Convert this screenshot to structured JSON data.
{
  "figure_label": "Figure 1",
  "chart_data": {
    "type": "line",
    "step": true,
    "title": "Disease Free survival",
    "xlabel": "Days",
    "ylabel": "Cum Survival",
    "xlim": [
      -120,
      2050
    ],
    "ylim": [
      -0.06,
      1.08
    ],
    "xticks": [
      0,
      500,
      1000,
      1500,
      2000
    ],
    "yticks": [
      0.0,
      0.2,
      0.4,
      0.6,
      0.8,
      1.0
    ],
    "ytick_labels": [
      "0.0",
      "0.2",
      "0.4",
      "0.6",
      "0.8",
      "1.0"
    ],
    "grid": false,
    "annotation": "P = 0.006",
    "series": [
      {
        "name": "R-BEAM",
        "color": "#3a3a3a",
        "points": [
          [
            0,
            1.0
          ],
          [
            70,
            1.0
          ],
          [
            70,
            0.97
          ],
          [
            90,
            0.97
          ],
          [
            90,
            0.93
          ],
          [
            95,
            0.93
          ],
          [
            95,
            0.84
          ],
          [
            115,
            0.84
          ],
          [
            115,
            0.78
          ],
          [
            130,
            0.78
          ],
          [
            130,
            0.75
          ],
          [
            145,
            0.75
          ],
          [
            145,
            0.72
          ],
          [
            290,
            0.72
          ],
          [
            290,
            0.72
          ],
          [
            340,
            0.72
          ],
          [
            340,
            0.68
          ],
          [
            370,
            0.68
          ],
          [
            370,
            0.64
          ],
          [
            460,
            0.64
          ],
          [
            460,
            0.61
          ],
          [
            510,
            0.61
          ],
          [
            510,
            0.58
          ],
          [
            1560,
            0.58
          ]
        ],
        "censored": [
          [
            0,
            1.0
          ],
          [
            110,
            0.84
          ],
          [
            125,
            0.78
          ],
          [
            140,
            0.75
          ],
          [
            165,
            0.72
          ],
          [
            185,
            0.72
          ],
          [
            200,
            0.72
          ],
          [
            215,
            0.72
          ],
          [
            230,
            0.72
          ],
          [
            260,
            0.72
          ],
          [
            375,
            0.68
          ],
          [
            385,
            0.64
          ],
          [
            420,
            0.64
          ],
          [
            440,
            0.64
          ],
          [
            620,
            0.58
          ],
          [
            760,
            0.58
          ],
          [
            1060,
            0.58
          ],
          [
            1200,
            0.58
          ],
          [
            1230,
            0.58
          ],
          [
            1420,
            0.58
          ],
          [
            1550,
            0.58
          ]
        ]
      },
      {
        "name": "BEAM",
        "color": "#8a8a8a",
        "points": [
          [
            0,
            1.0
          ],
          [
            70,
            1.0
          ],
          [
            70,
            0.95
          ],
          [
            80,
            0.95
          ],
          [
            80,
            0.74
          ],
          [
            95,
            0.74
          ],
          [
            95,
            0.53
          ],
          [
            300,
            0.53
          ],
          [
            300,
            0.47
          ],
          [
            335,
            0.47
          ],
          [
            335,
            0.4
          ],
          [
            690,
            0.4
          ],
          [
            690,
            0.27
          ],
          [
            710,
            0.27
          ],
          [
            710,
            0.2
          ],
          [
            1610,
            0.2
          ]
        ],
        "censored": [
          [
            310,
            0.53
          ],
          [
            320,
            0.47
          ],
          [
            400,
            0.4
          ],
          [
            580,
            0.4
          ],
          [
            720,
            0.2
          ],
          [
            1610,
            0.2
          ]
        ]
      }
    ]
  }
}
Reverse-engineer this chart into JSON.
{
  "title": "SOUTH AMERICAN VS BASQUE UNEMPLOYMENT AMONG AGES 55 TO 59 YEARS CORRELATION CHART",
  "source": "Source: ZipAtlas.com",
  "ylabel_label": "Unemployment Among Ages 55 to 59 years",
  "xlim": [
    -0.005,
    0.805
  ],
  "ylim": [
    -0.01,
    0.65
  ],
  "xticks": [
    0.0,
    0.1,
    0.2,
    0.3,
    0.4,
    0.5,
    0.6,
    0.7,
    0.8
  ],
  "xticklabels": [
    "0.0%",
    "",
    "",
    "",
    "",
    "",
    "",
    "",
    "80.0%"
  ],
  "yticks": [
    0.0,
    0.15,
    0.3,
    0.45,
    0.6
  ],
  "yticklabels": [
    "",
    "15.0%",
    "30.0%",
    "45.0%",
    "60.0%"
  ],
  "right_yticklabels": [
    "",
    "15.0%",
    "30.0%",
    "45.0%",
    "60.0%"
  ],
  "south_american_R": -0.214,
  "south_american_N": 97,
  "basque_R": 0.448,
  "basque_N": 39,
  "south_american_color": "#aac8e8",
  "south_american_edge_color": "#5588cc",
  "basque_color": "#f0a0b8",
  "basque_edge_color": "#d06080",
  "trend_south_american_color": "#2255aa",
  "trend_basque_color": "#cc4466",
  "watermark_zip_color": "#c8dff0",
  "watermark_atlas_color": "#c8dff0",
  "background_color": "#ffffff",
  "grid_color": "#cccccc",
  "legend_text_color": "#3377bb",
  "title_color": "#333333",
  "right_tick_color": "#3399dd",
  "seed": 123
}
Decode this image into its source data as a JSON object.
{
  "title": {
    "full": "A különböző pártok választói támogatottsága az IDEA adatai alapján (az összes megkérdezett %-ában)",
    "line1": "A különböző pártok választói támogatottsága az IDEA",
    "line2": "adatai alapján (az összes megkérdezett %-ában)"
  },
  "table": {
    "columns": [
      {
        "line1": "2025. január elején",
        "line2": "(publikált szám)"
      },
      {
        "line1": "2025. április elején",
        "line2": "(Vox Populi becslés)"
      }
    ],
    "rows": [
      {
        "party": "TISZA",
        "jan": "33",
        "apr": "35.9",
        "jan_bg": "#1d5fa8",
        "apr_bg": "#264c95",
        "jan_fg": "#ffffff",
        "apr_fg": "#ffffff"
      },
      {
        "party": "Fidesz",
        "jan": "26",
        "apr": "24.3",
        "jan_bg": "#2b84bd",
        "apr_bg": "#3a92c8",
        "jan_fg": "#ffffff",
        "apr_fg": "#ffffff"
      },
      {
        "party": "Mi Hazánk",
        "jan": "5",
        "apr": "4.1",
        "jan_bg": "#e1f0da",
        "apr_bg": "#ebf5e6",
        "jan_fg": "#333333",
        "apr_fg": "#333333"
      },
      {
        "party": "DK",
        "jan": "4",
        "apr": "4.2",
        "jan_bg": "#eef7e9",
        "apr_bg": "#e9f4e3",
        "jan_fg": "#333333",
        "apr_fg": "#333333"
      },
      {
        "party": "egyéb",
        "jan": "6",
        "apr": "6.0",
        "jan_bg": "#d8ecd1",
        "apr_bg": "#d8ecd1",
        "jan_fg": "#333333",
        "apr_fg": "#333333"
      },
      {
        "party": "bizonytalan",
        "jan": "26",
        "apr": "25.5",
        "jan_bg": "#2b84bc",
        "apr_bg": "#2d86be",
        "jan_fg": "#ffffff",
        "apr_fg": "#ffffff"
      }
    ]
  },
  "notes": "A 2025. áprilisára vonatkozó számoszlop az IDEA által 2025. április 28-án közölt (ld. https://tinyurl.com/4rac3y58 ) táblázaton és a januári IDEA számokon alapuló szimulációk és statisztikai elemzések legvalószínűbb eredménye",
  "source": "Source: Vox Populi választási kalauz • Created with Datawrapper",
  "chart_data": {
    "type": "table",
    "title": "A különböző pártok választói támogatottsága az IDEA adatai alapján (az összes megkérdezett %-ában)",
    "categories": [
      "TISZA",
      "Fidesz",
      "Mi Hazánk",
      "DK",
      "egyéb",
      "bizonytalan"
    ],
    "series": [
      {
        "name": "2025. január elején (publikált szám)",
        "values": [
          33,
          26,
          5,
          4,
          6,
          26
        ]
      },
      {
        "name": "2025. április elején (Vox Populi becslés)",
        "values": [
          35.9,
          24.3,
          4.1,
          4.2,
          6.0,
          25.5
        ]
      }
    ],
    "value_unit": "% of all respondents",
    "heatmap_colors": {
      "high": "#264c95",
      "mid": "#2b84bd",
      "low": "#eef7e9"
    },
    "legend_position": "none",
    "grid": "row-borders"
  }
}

--------

Stated goal ▸ List the lines of the records where "különböző" occurs.

Exercise result ▸
    "full": "A különböző pártok választói támogatottsága az IDEA adatai alapján (az összes megkérdezett %-ában)",
    "line1": "A különböző pártok választói támogatottsága az IDEA",
    "title": "A különböző pártok választói támogatottsága az IDEA adatai alapján (az összes megkérdezett %-ában)",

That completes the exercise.